* Figure data in JSON *
▼▼▼
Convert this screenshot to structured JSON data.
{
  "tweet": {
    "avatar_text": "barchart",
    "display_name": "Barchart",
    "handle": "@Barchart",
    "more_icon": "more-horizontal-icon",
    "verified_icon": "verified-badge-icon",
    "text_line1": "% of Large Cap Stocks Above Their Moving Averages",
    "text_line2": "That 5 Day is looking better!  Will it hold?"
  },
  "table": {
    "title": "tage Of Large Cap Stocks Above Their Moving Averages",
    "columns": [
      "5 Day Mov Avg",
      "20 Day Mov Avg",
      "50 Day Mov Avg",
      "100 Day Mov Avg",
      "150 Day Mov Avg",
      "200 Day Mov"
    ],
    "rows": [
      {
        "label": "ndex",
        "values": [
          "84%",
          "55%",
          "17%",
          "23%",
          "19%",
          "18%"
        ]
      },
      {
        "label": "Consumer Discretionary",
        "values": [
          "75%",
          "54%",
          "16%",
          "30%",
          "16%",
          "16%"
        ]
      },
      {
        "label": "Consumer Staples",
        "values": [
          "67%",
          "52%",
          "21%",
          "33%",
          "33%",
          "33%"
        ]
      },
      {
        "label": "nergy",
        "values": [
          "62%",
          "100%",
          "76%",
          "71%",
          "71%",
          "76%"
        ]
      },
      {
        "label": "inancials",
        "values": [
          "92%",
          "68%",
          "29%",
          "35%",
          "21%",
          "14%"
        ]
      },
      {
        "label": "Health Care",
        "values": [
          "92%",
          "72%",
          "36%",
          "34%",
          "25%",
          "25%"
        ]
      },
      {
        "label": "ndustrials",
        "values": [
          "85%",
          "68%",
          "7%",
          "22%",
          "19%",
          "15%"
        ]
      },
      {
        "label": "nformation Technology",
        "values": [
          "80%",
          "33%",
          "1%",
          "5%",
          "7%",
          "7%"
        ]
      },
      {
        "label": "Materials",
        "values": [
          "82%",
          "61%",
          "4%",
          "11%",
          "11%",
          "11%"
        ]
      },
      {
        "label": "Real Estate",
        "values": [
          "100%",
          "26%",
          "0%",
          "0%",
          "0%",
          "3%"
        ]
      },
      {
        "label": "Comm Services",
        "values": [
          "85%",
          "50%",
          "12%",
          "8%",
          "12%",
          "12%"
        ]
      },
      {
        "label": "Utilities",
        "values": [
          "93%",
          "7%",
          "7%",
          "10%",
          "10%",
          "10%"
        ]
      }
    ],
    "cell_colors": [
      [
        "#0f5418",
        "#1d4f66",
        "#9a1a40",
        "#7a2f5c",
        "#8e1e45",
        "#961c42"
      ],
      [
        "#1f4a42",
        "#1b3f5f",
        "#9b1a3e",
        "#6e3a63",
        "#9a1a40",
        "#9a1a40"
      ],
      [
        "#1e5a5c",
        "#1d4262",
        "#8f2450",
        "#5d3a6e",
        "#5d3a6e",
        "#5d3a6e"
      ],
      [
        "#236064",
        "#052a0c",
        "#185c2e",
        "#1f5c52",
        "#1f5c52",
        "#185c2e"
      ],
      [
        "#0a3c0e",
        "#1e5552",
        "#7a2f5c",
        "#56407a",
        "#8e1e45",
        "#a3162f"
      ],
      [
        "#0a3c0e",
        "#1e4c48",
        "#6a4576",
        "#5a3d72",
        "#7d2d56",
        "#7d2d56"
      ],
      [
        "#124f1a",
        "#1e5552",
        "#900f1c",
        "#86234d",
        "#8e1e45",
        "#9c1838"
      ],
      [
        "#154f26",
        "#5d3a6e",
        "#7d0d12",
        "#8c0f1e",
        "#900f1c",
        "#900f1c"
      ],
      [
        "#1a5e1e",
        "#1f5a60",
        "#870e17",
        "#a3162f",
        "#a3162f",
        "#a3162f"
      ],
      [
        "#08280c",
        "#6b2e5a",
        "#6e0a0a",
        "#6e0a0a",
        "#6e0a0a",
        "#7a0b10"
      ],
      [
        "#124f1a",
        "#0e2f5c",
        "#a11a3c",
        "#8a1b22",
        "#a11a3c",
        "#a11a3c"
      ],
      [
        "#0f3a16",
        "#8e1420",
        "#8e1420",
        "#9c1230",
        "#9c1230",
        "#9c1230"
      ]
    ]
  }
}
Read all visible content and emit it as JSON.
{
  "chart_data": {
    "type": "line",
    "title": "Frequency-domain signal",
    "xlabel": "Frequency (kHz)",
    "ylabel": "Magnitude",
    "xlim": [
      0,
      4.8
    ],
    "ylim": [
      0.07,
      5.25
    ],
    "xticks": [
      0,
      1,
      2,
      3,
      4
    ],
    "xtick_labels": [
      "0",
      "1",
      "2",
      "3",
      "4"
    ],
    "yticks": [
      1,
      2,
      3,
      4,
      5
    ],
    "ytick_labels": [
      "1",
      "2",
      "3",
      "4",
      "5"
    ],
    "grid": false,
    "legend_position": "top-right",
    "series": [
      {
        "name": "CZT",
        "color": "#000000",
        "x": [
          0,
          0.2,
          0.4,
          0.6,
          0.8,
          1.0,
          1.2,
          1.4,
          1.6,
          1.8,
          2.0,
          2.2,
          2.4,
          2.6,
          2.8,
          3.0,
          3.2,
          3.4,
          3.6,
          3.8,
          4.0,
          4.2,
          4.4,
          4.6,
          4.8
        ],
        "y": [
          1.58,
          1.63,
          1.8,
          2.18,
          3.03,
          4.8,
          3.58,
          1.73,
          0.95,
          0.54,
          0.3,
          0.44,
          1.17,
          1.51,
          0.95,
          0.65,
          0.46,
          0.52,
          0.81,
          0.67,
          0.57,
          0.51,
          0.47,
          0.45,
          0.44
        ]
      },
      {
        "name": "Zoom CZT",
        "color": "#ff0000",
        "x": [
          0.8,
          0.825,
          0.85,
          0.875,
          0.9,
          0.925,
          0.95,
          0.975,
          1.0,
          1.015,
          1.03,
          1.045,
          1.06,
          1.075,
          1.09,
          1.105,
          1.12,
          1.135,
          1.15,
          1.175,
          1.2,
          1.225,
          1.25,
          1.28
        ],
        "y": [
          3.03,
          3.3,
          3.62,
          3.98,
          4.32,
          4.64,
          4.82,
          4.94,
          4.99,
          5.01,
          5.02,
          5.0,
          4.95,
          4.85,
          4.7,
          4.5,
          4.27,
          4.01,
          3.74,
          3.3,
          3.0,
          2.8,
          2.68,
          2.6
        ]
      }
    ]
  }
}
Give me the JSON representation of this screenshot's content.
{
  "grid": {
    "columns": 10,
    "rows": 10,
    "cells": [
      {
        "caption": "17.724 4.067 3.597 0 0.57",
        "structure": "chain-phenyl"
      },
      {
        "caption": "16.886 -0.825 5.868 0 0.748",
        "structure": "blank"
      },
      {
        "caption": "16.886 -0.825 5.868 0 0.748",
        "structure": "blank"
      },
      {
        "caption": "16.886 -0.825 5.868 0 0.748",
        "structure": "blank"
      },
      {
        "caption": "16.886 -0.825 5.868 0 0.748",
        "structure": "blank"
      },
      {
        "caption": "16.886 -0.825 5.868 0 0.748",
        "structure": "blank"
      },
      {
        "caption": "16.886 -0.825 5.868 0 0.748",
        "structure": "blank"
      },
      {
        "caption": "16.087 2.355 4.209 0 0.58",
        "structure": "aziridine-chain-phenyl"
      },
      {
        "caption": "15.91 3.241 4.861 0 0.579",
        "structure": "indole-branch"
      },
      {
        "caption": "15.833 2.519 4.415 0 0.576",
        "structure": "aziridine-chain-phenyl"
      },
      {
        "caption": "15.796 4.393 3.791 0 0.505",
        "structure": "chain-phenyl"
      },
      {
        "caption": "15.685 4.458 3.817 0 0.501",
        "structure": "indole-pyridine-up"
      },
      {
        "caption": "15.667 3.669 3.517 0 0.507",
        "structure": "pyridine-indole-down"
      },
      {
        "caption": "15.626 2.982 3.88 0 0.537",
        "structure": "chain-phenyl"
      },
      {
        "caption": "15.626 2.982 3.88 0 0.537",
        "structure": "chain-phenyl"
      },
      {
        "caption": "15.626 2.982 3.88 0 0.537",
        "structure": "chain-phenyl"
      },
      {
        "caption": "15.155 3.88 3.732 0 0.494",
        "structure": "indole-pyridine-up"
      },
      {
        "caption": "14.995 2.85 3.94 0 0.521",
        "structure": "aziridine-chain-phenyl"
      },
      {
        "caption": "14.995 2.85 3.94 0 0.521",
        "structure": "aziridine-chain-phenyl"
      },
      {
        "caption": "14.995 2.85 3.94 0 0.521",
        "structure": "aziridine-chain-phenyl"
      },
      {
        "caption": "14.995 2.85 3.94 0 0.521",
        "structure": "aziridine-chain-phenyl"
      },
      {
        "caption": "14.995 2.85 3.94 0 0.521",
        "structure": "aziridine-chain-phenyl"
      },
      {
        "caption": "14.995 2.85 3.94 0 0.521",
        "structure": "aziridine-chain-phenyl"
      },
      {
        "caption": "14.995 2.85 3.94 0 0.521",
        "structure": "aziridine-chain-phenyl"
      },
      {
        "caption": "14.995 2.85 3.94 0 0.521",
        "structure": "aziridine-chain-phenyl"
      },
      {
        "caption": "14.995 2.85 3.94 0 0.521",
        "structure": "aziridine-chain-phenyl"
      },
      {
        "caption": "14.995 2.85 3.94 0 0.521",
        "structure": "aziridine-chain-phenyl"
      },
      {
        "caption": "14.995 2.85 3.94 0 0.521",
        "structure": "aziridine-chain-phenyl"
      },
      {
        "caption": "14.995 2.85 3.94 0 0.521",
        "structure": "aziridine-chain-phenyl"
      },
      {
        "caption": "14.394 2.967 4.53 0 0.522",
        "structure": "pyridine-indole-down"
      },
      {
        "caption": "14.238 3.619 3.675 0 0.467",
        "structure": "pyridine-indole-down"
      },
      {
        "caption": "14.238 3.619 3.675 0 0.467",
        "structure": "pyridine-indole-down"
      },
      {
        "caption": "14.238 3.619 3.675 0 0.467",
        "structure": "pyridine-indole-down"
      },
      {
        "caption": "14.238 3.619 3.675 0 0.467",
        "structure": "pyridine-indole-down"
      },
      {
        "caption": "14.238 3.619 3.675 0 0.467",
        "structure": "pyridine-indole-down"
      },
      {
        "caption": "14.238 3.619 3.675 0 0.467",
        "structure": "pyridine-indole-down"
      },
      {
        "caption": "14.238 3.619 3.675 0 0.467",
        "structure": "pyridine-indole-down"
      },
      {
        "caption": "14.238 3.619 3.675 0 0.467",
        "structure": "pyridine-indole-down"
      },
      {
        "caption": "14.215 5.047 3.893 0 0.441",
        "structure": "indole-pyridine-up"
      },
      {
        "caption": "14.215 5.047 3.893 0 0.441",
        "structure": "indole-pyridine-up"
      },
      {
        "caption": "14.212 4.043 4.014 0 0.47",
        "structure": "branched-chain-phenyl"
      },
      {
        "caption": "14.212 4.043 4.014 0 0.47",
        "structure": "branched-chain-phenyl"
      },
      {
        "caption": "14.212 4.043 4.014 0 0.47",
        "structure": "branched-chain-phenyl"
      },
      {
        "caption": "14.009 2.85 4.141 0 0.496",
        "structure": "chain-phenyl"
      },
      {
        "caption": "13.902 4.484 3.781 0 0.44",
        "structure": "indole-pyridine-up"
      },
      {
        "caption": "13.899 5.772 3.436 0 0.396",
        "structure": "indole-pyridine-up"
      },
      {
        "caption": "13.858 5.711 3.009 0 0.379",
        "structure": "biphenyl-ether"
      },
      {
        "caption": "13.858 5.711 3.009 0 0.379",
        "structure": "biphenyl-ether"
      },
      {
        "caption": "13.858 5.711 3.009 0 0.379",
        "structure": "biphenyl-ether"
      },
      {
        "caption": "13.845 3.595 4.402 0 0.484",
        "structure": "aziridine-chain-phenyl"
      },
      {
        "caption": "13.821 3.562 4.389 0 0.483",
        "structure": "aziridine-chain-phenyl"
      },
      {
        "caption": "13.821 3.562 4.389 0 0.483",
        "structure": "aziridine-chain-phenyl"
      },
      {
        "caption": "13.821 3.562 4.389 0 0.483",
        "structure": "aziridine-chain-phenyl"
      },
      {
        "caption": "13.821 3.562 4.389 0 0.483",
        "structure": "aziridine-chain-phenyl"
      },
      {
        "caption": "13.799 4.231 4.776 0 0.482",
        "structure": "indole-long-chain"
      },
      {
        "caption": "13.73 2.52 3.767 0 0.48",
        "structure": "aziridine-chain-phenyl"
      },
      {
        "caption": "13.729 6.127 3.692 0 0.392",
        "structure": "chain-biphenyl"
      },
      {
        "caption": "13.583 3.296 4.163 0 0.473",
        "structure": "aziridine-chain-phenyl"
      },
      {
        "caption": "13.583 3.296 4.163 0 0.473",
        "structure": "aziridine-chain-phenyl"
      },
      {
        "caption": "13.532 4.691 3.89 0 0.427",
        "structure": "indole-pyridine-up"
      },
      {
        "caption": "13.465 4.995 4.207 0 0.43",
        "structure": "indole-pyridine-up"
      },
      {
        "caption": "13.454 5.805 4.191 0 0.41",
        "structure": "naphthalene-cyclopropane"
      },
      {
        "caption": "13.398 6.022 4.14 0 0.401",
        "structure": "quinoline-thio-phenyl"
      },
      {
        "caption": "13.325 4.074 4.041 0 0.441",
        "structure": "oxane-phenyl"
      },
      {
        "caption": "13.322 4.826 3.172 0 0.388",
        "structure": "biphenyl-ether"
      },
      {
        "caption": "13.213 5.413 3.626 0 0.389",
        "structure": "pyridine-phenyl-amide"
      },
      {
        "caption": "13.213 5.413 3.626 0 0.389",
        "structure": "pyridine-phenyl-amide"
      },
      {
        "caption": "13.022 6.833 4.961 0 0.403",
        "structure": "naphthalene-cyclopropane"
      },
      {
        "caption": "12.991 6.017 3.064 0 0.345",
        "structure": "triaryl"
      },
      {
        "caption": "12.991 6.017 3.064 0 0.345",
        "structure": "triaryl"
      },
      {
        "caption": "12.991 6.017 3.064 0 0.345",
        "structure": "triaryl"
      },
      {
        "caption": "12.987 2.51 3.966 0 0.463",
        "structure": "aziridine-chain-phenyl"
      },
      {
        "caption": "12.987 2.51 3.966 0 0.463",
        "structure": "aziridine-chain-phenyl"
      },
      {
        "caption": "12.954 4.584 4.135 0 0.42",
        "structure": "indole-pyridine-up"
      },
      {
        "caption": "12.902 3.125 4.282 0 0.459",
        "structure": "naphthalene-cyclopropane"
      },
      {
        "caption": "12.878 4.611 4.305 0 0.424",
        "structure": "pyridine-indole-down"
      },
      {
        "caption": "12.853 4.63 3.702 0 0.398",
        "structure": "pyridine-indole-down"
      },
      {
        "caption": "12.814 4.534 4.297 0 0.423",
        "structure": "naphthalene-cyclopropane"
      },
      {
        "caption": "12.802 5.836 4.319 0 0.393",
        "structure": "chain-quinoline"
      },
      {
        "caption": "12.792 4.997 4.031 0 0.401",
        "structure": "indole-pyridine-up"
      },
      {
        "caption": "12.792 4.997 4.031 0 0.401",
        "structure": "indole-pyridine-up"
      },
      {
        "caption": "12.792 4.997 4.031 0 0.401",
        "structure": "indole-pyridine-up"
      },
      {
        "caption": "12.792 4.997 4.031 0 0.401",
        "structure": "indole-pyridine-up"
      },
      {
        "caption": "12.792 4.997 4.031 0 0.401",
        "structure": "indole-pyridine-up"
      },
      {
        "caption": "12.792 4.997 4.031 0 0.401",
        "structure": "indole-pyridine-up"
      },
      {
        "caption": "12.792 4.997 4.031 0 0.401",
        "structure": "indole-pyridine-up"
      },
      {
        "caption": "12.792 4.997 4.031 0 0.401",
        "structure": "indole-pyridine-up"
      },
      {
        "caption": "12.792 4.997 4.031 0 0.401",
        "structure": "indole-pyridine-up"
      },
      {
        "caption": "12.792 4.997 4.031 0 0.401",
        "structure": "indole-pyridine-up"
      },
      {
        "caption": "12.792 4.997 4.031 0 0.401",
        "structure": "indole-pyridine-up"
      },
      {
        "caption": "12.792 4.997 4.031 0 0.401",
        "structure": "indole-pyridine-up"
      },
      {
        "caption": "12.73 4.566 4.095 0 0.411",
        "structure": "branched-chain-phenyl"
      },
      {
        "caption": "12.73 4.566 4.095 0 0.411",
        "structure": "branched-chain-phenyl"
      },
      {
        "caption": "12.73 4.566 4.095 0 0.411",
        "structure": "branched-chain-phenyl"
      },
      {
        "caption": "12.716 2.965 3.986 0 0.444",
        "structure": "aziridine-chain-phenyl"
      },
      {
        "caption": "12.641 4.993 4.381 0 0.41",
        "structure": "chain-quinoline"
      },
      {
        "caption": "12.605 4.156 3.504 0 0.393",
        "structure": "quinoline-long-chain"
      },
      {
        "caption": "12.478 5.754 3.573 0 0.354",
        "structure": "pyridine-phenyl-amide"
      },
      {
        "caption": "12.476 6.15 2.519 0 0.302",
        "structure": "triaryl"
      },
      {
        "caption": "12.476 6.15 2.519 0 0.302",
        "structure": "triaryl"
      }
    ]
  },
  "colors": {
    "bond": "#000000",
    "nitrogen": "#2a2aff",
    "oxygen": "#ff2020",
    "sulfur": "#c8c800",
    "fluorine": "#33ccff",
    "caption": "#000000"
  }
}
▲▲▲
* Your goal *
Find each line with the string "screenshot" and copy it out.

* Reply *
Convert this screenshot to structured JSON data.
Give me the JSON representation of this screenshot's content.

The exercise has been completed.